Automic Workload Automation

Back to discussions

Expand all | Collapse all

Collecting AE performance metrics

1. Collecting AE performance metrics

1 Recommend
Michael A. Lowry
Posted Jul 10, 2018 11:02 AM

Reply Reply Privately
We are interested in setting up a process to collect at regular intervals data relevant to the performance of the Automation Engine. Our hope is that historical performance data could help us identify patterns and trends relevant to UC4 performance.

Here is what I have in mind.

Collect the following information every 5-10 minutes:
Server process utilization (B.01, B.10, and B.60 numbers)
WP/CP CPU & memory usage as reported by ps command
List of hung AE server processes, if any
Number & type of users/clients connected
Number of rows in the ITL table
Number of rows in the MQ tables

In addition, log the time, duration, and size of each UC4 DB unload/load and each XML export/import.

Does anyone do this sort of thing? Do you have any tips or insights?
2. Re: Collecting AE performance metrics

0 Recommend
FrankMuffke
Posted Jul 11, 2018 06:40 AM

Reply Reply Privately
Hi

we differ between monitoring and health check.

Monitoring
is done continuously via external tools & staff in combination with CALL API and some OS jobs.
we monitor externally all AE processes, DB, Agent processes, tomcat (for ECC)
a login check to some target systems, DB, etc as well

the check if all AE processes write into their log file is done via OS job triggered externally via CALL API.

Healthcheck
does a quick check of the system (is my UC4 system fine at the moment) and is done twice a day automatically (morning, evening)
and manually on purpose.

This covers if all AE processes are up and running, all agents are running and connected, all SMGR processes (on AE server) are running
all AE processes are writing into their log within the last XY minutes, all PROD clients are in state "GO", a latency check, filesystem usage of
AE servers, users connected, amount of entries of MQPWP ans MQWP, Amount of activities per client, and average workload of the PWP process.

The latency check (Idea stolen from Carsten_Schmitz) measures the time between activation and start of a couple of dummy jobs.

cheers, Wolfgang

3. Re: Collecting AE performance metrics

Recommend

Carsten Schmitz

Posted Jul 11, 2018 07:41 AM

Hi.

We have several things in this area. From top of head:

process monitoring with Nagios (NOT for hung processes, just checking the way "ps" would)
"heartbeat" dummy JOBF or JOBS that get executed and the result monitored by Nagios, thus verifying the actual funtion of engine and each individual agent (as FrankMuffke aka Wolfgang Brückler already mentioned)

§ Written exercise: Carry on the forum thread about collecting Automation Engine performance metrics from the point where it stops. The listing below comes from a separate source.

§ Extracted data:

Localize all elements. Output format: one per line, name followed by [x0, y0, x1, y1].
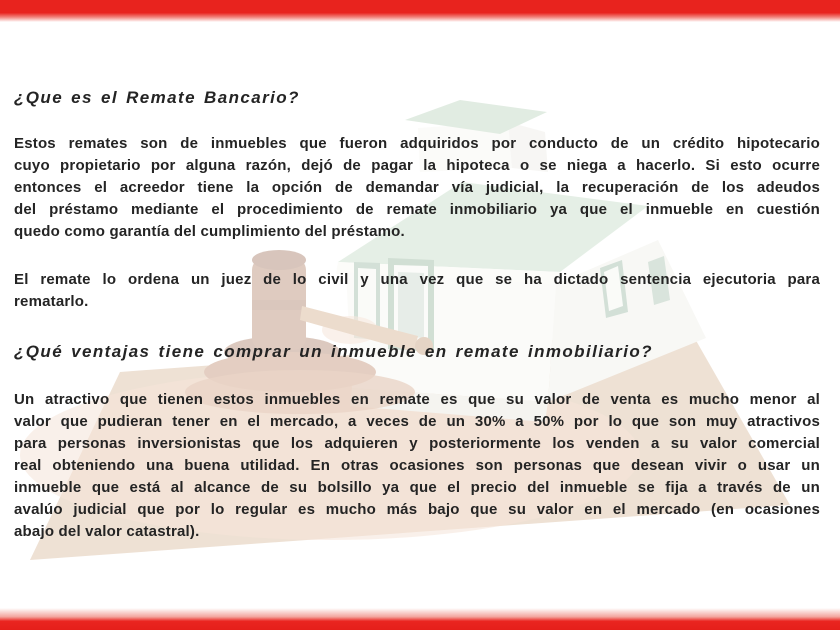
attic-roof [405, 100, 547, 134]
top-red-bar [0, 0, 840, 22]
text-line: avalúo judicial que por lo regular es mucho más bajo que su valor en el mercado (en ocasiones [14, 501, 820, 518]
text-line: para personas inversionistas que los adquieren y posteriormente los venden a su valor comercial [14, 435, 820, 452]
text-line: cuyo propietario por alguna razón, dejó de pagar la hipoteca o se niega a hacerlo. Si esto ocurre [14, 157, 820, 174]
text-line: El remate lo ordena un juez de lo civil y una vez que se ha dictado sentencia ejecutoria para [14, 271, 820, 288]
text-line: quedo como garantía del cumplimiento del préstamo. [14, 223, 405, 240]
paragraph-advantages [14, 389, 820, 543]
text-line: entonces el acreedor tiene la opción de demandar vía judicial, la recuperación de los adeudos [14, 179, 820, 196]
text-line: abajo del valor catastral). [14, 523, 200, 540]
text-line: Estos remates son de inmuebles que fueron adquiridos por conducto de un crédito hipotecario [14, 135, 820, 152]
text-line: real obteniendo una buena utilidad. En otras ocasiones son personas que desean vivir o usar un [14, 457, 820, 474]
paragraph-judge-order [14, 269, 820, 313]
text-line: Un atractivo que tienen estos inmuebles en remate es que su valor de venta es mucho menor al [14, 391, 820, 408]
text-line: rematarlo. [14, 293, 89, 310]
gavel-head-top [252, 250, 306, 270]
text-line: inmueble que está al alcance de su bolsillo ya que el precio del inmueble se fija a través de un [14, 479, 820, 496]
house-side-wall [548, 240, 706, 402]
heading-what-is-remate-bancario: ¿Que es el Remate Bancario? [14, 88, 300, 107]
bottom-red-bar [0, 608, 840, 630]
paragraph-remate-definition [14, 133, 820, 243]
text-line: del préstamo mediante el procedimiento de remate inmobiliario ya que el inmueble en cuestión [14, 201, 820, 218]
heading-advantages-question: ¿Qué ventajas tiene comprar un inmueble en remate inmobiliario? [14, 342, 653, 361]
text-line: valor que pudieran tener en el mercado, a veces de un 30% a 50% por lo que son muy atractivos [14, 413, 820, 430]
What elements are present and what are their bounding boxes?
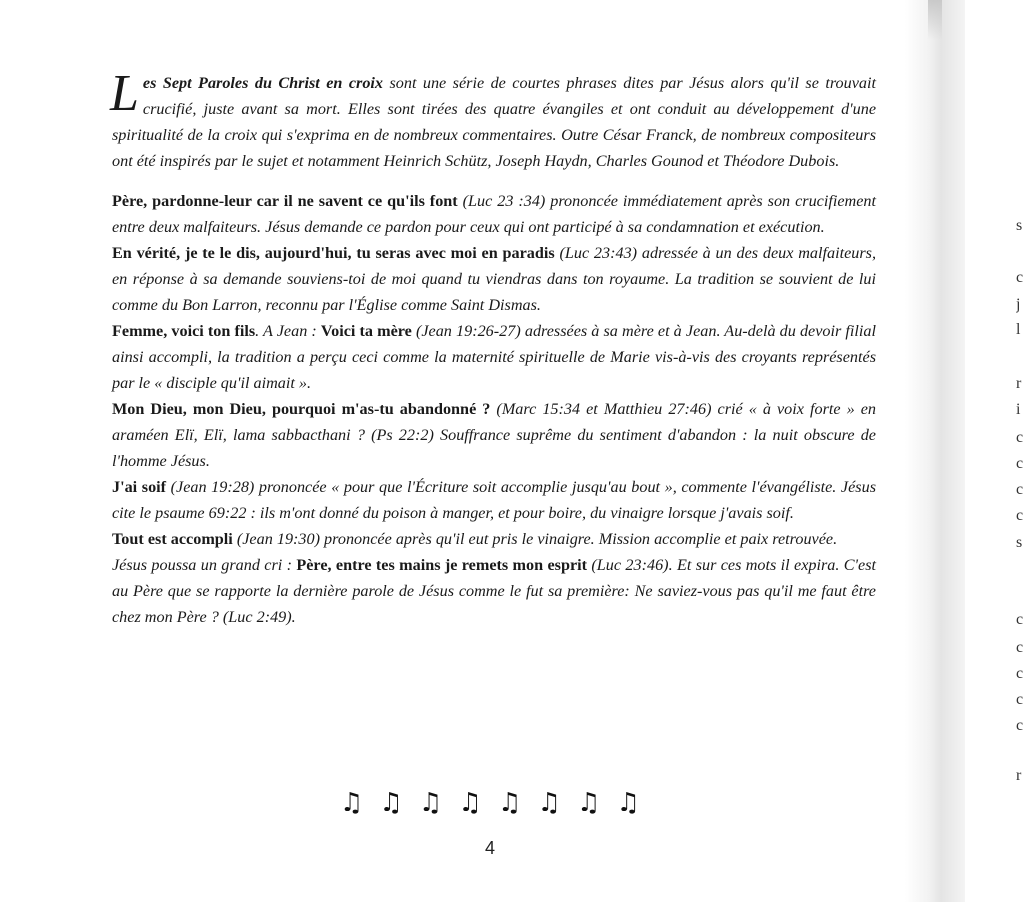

§ Final result:
I have a bunch of cron jobs that read from the DB via SQL and monitor MQ (message queues) levels *), the count of active objects by department (to warn me of spikes in usage by individual organisational units), licenses count **) and monitor for changes in the host table (to warn me when someone adds Agents **). If you need some of these SQL queries, shoot me a PM.

Some of these jobs feed into Zabbix, which is the companies choice for plotting diagrams.

Booknotes:

*) queue levels are unfortunately pretty much a binary indicator for system health, as far as Automic is concerned. Queue levels are either "oh, don't worry, an MQMEM of a few thousand items is still totally okay" or "oh, the system stopped". I don't know of useful "official" tresholds thus far beyond which a queue can be considered too full, but I made my own tresholds over time by looking at the "usual" queue levels, and when those do get exceeded, I get an alert and can take a more in-depth look at the system.

**) licenses have to be monitored because other people in the organisation can install agents without telling me, and agents immediately consume licenses without server admin intervention, which is bad design. So I run the Automic license analyzer query once per day, and have a script that tries to emulate the same data processing that Automic (by my guesses) does with the data, thus giving me a reasonable guesstimate on the number of used licenses that Automic would calculate at the annual audit, to make sure I never exceed that number on any given day.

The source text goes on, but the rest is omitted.